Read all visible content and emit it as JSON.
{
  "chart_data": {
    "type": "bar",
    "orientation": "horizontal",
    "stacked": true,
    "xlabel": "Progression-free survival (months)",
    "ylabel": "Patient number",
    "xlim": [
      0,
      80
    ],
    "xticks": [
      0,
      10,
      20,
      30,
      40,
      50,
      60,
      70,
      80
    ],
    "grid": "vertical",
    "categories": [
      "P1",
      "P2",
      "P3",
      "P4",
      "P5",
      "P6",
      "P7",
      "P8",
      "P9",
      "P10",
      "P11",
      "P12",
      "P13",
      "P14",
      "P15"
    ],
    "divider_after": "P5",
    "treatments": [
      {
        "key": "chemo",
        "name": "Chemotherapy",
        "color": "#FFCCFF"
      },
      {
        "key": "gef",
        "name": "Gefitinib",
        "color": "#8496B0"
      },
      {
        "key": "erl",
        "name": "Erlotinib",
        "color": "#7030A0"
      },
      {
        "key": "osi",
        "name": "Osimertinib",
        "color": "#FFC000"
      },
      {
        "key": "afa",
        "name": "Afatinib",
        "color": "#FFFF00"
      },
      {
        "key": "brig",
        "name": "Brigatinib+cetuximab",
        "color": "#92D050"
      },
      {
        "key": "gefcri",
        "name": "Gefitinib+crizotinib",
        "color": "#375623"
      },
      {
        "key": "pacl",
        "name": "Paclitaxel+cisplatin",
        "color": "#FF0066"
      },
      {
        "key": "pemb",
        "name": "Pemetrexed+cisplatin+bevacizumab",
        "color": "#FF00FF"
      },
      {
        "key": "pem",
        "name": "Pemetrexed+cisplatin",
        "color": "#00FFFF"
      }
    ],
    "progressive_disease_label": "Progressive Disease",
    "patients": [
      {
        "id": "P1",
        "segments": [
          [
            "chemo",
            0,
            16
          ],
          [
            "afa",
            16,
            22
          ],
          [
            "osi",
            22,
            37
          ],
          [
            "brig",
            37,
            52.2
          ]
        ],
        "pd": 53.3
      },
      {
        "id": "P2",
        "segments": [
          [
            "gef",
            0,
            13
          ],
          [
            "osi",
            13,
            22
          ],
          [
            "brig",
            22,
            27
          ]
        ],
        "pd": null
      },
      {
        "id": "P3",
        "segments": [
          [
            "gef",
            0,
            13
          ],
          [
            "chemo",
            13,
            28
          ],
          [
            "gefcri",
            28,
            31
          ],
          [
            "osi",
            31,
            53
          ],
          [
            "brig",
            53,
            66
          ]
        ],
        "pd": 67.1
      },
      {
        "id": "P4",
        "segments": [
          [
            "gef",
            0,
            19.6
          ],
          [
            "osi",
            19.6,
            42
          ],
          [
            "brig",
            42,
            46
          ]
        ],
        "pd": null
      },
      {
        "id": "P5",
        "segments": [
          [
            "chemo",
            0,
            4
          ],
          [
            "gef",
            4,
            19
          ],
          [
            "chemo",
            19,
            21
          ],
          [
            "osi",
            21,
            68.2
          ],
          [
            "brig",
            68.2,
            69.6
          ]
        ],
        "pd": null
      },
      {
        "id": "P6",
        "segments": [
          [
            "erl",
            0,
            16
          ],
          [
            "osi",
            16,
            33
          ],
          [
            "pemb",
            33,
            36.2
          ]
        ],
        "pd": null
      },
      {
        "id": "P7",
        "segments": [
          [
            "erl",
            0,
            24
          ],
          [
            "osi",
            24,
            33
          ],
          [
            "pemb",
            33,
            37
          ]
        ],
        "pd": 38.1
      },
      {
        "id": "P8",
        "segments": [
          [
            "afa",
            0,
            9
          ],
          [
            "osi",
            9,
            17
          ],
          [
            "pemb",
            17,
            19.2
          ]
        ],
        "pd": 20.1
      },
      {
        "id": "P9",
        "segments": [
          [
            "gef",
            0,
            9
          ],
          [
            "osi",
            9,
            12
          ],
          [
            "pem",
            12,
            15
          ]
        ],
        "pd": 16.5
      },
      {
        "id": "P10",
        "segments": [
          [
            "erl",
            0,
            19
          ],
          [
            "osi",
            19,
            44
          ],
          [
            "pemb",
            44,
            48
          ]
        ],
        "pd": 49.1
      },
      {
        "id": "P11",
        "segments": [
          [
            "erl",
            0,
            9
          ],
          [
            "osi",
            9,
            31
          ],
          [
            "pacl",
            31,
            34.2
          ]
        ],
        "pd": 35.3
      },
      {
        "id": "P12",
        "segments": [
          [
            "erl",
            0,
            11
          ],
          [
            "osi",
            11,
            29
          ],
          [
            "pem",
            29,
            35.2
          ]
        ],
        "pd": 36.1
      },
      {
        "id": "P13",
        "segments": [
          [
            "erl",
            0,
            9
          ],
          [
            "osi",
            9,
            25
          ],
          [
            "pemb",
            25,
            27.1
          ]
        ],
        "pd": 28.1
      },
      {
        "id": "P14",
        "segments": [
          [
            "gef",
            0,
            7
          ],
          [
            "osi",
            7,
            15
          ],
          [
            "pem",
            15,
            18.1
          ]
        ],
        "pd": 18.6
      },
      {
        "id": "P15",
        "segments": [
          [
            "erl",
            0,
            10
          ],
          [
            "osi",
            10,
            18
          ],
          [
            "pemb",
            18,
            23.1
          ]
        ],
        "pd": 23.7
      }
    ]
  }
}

**WHAT YOU WILL DO**
Write all of the records out exactly, including every line.

**OUTPUT FOR THIS TASK**
Read all visible content and emit it as JSON.
{
  "chart_data": {
    "type": "bar",
    "orientation": "horizontal",
    "stacked": true,
    "xlabel": "Progression-free survival (months)",
    "ylabel": "Patient number",
    "xlim": [
      0,
      80
    ],
    "xticks": [
      0,
      10,
      20,
      30,
      40,
      50,
      60,
      70,
      80
    ],
    "grid": "vertical",
    "categories": [
      "P1",
      "P2",
      "P3",
      "P4",
      "P5",
      "P6",
      "P7",
      "P8",
      "P9",
      "P10",
      "P11",
      "P12",
      "P13",
      "P14",
      "P15"
    ],
    "divider_after": "P5",
    "treatments": [
      {
        "key": "chemo",
        "name": "Chemotherapy",
        "color": "#FFCCFF"
      },
      {
        "key": "gef",
        "name": "Gefitinib",
        "color": "#8496B0"
      },
      {
        "key": "erl",
        "name": "Erlotinib",
        "color": "#7030A0"
      },
      {
        "key": "osi",
        "name": "Osimertinib",
        "color": "#FFC000"
      },
      {
        "key": "afa",
        "name": "Afatinib",
        "color": "#FFFF00"
      },
      {
        "key": "brig",
        "name": "Brigatinib+cetuximab",
        "color": "#92D050"
      },
      {
        "key": "gefcri",
        "name": "Gefitinib+crizotinib",
        "color": "#375623"
      },
      {
        "key": "pacl",
        "name": "Paclitaxel+cisplatin",
        "color": "#FF0066"
      },
      {
        "key": "pemb",
        "name": "Pemetrexed+cisplatin+bevacizumab",
        "color": "#FF00FF"
      },
      {
        "key": "pem",
        "name": "Pemetrexed+cisplatin",
        "color": "#00FFFF"
      }
    ],
    "progressive_disease_label": "Progressive Disease",
    "patients": [
      {
        "id": "P1",
        "segments": [
          [
            "chemo",
            0,
            16
          ],
          [
            "afa",
            16,
            22
          ],
          [
            "osi",
            22,
            37
          ],
          [
            "brig",
            37,
            52.2
          ]
        ],
        "pd": 53.3
      },
      {
        "id": "P2",
        "segments": [
          [
            "gef",
            0,
            13
          ],
          [
            "osi",
            13,
            22
          ],
          [
            "brig",
            22,
            27
          ]
        ],
        "pd": null
      },
      {
        "id": "P3",
        "segments": [
          [
            "gef",
            0,
            13
          ],
          [
            "chemo",
            13,
            28
          ],
          [
            "gefcri",
            28,
            31
          ],
          [
            "osi",
            31,
            53
          ],
          [
            "brig",
            53,
            66
          ]
        ],
        "pd": 67.1
      },
      {
        "id": "P4",
        "segments": [
          [
            "gef",
            0,
            19.6
          ],
          [
            "osi",
            19.6,
            42
          ],
          [
            "brig",
            42,
            46
          ]
        ],
        "pd": null
      },
      {
        "id": "P5",
        "segments": [
          [
            "chemo",
            0,
            4
          ],
          [
            "gef",
            4,
            19
          ],
          [
            "chemo",
            19,
            21
          ],
          [
            "osi",
            21,
            68.2
          ],
          [
            "brig",
            68.2,
            69.6
          ]
        ],
        "pd": null
      },
      {
        "id": "P6",
        "segments": [
          [
            "erl",
            0,
            16
          ],
          [
            "osi",
            16,
            33
          ],
          [
            "pemb",
            33,
            36.2
          ]
        ],
        "pd": null
      },
      {
        "id": "P7",
        "segments": [
          [
            "erl",
            0,
            24
          ],
          [
            "osi",
            24,
            33
          ],
          [
            "pemb",
            33,
            37
          ]
        ],
        "pd": 38.1
      },
      {
        "id": "P8",
        "segments": [
          [
            "afa",
            0,
            9
          ],
          [
            "osi",
            9,
            17
          ],
          [
            "pemb",
            17,
            19.2
          ]
        ],
        "pd": 20.1
      },
      {
        "id": "P9",
        "segments": [
          [
            "gef",
            0,
            9
          ],
          [
            "osi",
            9,
            12
          ],
          [
            "pem",
            12,
            15
          ]
        ],
        "pd": 16.5
      },
      {
        "id": "P10",
        "segments": [
          [
            "erl",
            0,
            19
          ],
          [
            "osi",
            19,
            44
          ],
          [
            "pemb",
            44,
            48
          ]
        ],
        "pd": 49.1
      },
      {
        "id": "P11",
        "segments": [
          [
            "erl",
            0,
            9
          ],
          [
            "osi",
            9,
            31
          ],
          [
            "pacl",
            31,
            34.2
          ]
        ],
        "pd": 35.3
      },
      {
        "id": "P12",
        "segments": [
          [
            "erl",
            0,
            11
          ],
          [
            "osi",
            11,
            29
          ],
          [
            "pem",
            29,
            35.2
          ]
        ],
        "pd": 36.1
      },
      {
        "id": "P13",
        "segments": [
          [
            "erl",
            0,
            9
          ],
          [
            "osi",
            9,
            25
          ],
          [
            "pemb",
            25,
            27.1
          ]
        ],
        "pd": 28.1
      },
      {
        "id": "P14",
        "segments": [
          [
            "gef",
            0,
            7
          ],
          [
            "osi",
            7,
            15
          ],
          [
            "pem",
            15,
            18.1
          ]
        ],
        "pd": 18.6
      },
      {
        "id": "P15",
        "segments": [
          [
            "erl",
            0,
            10
          ],
          [
            "osi",
            10,
            18
          ],
          [
            "pemb",
            18,
            23.1
          ]
        ],
        "pd": 23.7
      }
    ]
  }
}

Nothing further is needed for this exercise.